*The request*:
Whenever a line below holds the word "изменений", copy that line.

*Data section*:
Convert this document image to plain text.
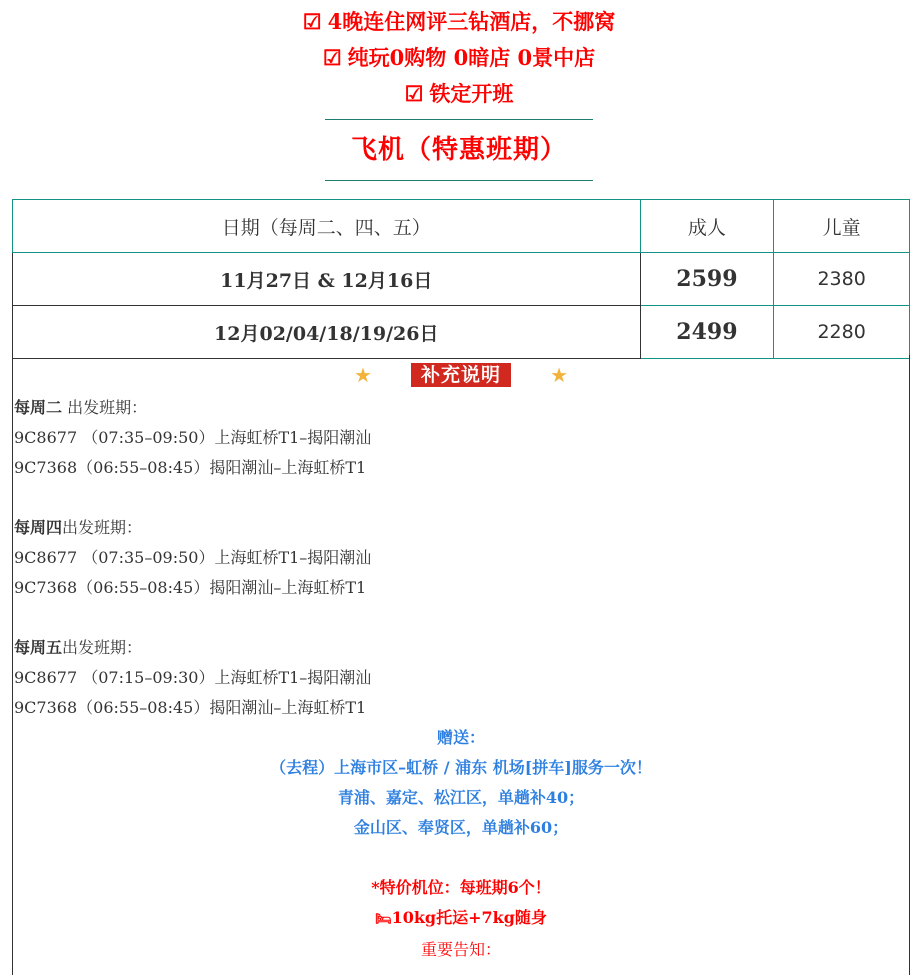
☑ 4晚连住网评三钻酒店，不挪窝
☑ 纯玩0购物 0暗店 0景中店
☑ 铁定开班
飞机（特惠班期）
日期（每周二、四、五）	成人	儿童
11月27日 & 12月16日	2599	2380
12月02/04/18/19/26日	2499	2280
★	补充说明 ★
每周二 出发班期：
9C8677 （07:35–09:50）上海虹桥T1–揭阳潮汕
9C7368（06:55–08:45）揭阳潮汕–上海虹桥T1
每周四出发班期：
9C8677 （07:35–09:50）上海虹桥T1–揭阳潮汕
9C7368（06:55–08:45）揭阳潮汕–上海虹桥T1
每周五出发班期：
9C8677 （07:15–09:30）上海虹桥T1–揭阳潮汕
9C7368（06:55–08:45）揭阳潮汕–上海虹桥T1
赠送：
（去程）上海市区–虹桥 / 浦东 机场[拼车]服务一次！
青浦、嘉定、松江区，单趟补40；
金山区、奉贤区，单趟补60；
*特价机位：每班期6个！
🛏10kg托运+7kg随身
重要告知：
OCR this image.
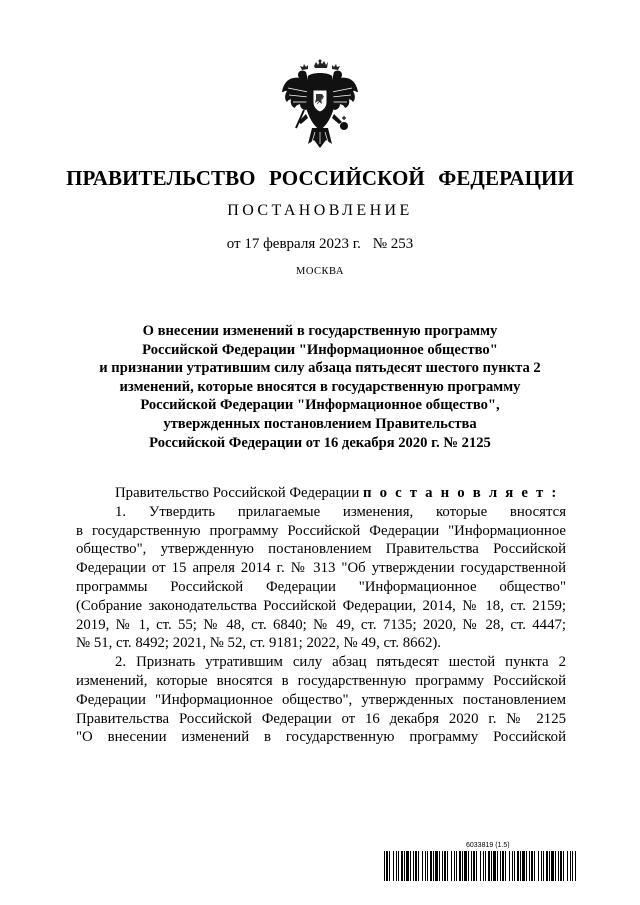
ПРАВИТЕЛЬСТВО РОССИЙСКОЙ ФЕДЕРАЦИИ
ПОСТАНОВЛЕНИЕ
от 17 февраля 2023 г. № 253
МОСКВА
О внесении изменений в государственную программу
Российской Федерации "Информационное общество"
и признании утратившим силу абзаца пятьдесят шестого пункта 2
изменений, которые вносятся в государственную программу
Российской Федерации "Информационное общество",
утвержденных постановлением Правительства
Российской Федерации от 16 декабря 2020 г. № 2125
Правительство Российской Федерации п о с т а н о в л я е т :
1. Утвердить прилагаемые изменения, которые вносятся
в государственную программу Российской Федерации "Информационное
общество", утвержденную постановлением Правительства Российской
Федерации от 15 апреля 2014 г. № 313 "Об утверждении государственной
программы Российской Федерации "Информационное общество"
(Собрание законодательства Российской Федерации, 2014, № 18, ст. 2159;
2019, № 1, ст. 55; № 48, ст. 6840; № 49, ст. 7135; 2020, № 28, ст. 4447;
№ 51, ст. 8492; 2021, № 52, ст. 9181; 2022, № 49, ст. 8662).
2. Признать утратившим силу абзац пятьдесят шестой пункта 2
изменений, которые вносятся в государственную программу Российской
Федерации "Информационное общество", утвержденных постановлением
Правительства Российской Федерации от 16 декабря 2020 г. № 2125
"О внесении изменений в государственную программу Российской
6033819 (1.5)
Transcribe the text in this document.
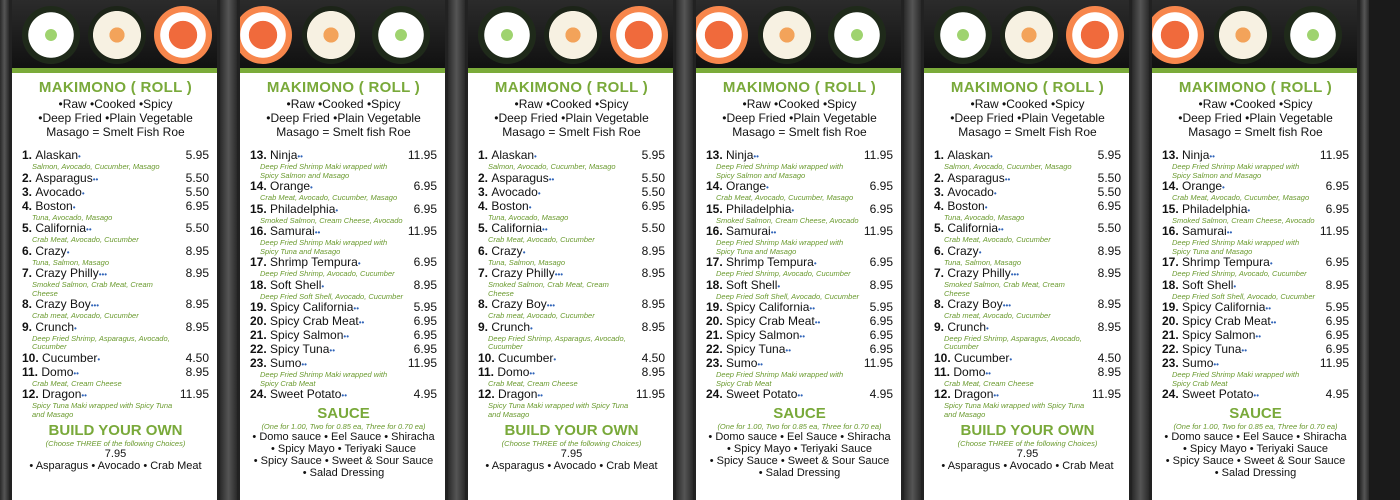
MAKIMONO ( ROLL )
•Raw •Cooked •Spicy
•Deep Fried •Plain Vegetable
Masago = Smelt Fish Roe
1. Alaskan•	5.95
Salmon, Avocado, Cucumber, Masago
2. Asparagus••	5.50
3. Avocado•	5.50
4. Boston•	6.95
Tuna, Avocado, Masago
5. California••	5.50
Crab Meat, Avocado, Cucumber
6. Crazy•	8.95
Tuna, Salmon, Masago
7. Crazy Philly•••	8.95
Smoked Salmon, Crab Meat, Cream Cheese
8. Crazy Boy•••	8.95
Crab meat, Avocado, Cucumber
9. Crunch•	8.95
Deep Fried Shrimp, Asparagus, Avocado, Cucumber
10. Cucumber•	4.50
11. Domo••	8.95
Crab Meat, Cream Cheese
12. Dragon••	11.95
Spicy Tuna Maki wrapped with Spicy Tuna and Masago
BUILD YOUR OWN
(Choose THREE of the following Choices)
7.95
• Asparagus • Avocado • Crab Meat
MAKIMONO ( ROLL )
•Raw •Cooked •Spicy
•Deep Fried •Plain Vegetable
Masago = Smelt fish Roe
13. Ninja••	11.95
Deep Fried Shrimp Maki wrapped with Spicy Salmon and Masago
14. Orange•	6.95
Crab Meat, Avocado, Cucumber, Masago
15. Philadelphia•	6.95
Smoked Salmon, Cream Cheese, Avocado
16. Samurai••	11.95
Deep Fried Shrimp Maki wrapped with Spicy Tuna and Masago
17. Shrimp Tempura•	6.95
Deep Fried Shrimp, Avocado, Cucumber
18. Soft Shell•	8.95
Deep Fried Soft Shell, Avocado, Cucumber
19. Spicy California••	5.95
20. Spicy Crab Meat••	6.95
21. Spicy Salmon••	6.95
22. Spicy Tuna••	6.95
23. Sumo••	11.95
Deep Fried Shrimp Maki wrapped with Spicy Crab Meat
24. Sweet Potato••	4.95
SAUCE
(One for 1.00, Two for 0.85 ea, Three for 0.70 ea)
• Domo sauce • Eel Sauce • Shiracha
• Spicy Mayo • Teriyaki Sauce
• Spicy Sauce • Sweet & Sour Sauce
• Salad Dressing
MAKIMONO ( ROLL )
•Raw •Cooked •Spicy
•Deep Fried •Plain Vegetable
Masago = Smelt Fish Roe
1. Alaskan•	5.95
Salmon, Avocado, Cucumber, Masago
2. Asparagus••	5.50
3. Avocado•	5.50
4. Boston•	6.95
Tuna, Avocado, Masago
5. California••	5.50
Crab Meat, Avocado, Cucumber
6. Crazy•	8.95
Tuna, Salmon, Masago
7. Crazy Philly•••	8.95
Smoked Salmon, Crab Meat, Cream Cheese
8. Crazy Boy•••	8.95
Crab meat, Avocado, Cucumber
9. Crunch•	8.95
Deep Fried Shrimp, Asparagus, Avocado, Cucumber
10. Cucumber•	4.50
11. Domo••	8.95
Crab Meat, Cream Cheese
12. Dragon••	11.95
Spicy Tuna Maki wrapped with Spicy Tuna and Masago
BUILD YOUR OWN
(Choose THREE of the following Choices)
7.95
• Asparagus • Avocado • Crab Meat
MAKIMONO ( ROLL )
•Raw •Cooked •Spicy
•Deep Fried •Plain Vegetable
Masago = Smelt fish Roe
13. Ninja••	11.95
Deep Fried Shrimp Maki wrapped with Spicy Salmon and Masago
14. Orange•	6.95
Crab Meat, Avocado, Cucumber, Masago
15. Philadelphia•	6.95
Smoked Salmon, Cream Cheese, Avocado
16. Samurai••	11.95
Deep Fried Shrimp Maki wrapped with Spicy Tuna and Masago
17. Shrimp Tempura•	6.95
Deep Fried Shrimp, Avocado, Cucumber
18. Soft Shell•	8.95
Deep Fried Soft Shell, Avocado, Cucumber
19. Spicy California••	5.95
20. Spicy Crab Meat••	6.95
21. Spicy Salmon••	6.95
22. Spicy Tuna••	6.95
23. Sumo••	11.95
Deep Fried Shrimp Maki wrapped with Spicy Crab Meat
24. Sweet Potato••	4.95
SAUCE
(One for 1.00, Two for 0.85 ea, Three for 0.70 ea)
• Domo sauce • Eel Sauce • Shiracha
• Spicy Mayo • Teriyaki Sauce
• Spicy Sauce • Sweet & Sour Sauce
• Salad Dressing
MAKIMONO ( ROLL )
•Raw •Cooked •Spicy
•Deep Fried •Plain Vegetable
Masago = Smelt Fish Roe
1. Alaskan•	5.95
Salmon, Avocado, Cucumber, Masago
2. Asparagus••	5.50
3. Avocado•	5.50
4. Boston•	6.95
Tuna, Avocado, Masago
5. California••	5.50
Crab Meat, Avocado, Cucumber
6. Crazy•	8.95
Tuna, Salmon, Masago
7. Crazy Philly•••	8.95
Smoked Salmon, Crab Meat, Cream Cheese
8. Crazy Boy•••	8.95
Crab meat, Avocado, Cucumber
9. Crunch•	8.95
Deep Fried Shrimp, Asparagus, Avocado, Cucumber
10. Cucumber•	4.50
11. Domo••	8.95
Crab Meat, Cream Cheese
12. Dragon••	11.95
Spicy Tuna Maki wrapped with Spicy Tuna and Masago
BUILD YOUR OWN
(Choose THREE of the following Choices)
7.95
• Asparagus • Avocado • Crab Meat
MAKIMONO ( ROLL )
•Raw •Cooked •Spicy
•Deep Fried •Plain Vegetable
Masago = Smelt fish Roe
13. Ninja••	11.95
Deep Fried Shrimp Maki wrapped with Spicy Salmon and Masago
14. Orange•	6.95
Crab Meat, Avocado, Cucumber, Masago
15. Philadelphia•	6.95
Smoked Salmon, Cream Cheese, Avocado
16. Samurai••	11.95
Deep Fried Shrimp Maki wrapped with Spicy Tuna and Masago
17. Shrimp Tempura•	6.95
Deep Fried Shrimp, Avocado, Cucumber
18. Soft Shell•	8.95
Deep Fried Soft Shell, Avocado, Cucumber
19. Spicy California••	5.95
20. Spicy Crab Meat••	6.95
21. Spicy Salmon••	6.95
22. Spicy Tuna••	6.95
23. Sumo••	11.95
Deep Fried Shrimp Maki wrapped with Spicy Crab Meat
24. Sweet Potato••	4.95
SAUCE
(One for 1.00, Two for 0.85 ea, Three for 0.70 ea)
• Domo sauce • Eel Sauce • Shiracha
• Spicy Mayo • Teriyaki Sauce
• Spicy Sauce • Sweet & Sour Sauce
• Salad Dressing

*Answer to this task*:
О внесении изменений в государственную программу
изменений, которые вносятся в государственную программу
изменений, которые вносятся в государственную программу Российской
"О внесении изменений в государственную программу Российской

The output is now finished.